* begin RECORDS TO PROCESS *

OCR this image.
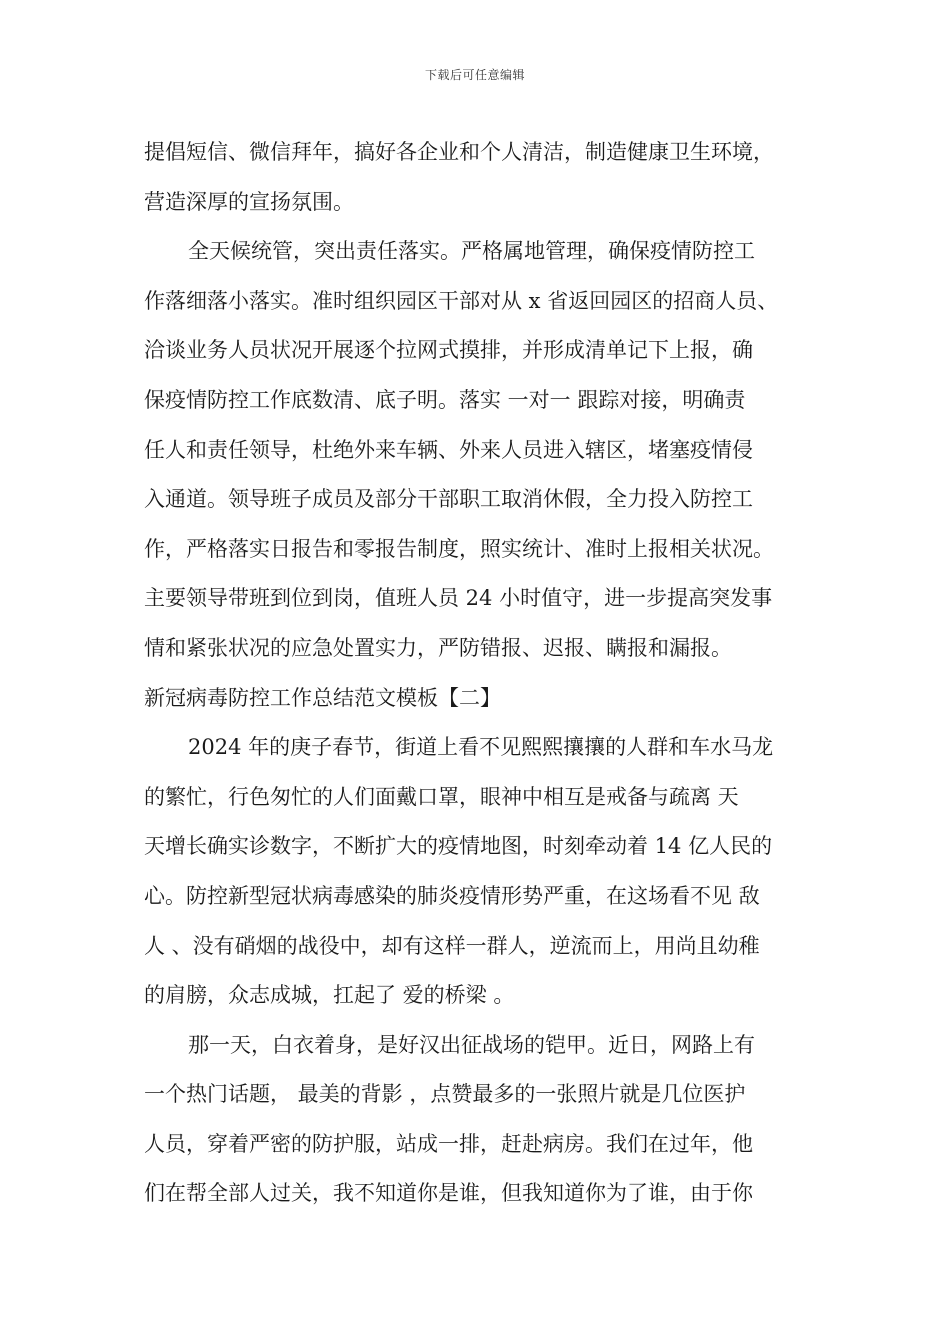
下载后可任意编辑
提倡短信、微信拜年，搞好各企业和个人清洁，制造健康卫生环境，
营造深厚的宣扬氛围。
全天候统管，突出责任落实。严格属地管理，确保疫情防控工
作落细落小落实。准时组织园区干部对从 x 省返回园区的招商人员、
洽谈业务人员状况开展逐个拉网式摸排，并形成清单记下上报，确
保疫情防控工作底数清、底子明。落实 一对一 跟踪对接，明确责
任人和责任领导，杜绝外来车辆、外来人员进入辖区，堵塞疫情侵
入通道。领导班子成员及部分干部职工取消休假，全力投入防控工
作，严格落实日报告和零报告制度，照实统计、准时上报相关状况。
主要领导带班到位到岗，值班人员 24 小时值守，进一步提高突发事
情和紧张状况的应急处置实力，严防错报、迟报、瞒报和漏报。
新冠病毒防控工作总结范文模板【二】
2024 年的庚子春节，街道上看不见熙熙攘攘的人群和车水马龙
的繁忙，行色匆忙的人们面戴口罩，眼神中相互是戒备与疏离 天
天增长确实诊数字，不断扩大的疫情地图，时刻牵动着 14 亿人民的
心。防控新型冠状病毒感染的肺炎疫情形势严重，在这场看不见 敌
人 、没有硝烟的战役中，却有这样一群人，逆流而上，用尚且幼稚
的肩膀，众志成城，扛起了 爱的桥梁 。
那一天，白衣着身，是好汉出征战场的铠甲。近日，网路上有
一个热门话题， 最美的背影 ，点赞最多的一张照片就是几位医护
人员，穿着严密的防护服，站成一排，赶赴病房。我们在过年，他
们在帮全部人过关，我不知道你是谁，但我知道你为了谁，由于你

* end RECORDS TO PROCESS *

■ WHAT THE TASK ASKS: From the material above, reproduce everything verbatim except the pictures.

■ ANSWER BELOW:
OCR this image.
下载后可任意编辑
提倡短信、微信拜年，搞好各企业和个人清洁，制造健康卫生环境，
营造深厚的宣扬氛围。
全天候统管，突出责任落实。严格属地管理，确保疫情防控工
作落细落小落实。准时组织园区干部对从 x 省返回园区的招商人员、
洽谈业务人员状况开展逐个拉网式摸排，并形成清单记下上报，确
保疫情防控工作底数清、底子明。落实 一对一 跟踪对接，明确责
任人和责任领导，杜绝外来车辆、外来人员进入辖区，堵塞疫情侵
入通道。领导班子成员及部分干部职工取消休假，全力投入防控工
作，严格落实日报告和零报告制度，照实统计、准时上报相关状况。
主要领导带班到位到岗，值班人员 24 小时值守，进一步提高突发事
情和紧张状况的应急处置实力，严防错报、迟报、瞒报和漏报。
新冠病毒防控工作总结范文模板【二】
2024 年的庚子春节，街道上看不见熙熙攘攘的人群和车水马龙
的繁忙，行色匆忙的人们面戴口罩，眼神中相互是戒备与疏离 天
天增长确实诊数字，不断扩大的疫情地图，时刻牵动着 14 亿人民的
心。防控新型冠状病毒感染的肺炎疫情形势严重，在这场看不见 敌
人 、没有硝烟的战役中，却有这样一群人，逆流而上，用尚且幼稚
的肩膀，众志成城，扛起了 爱的桥梁 。
那一天，白衣着身，是好汉出征战场的铠甲。近日，网路上有
一个热门话题， 最美的背影 ，点赞最多的一张照片就是几位医护
人员，穿着严密的防护服，站成一排，赶赴病房。我们在过年，他
们在帮全部人过关，我不知道你是谁，但我知道你为了谁，由于你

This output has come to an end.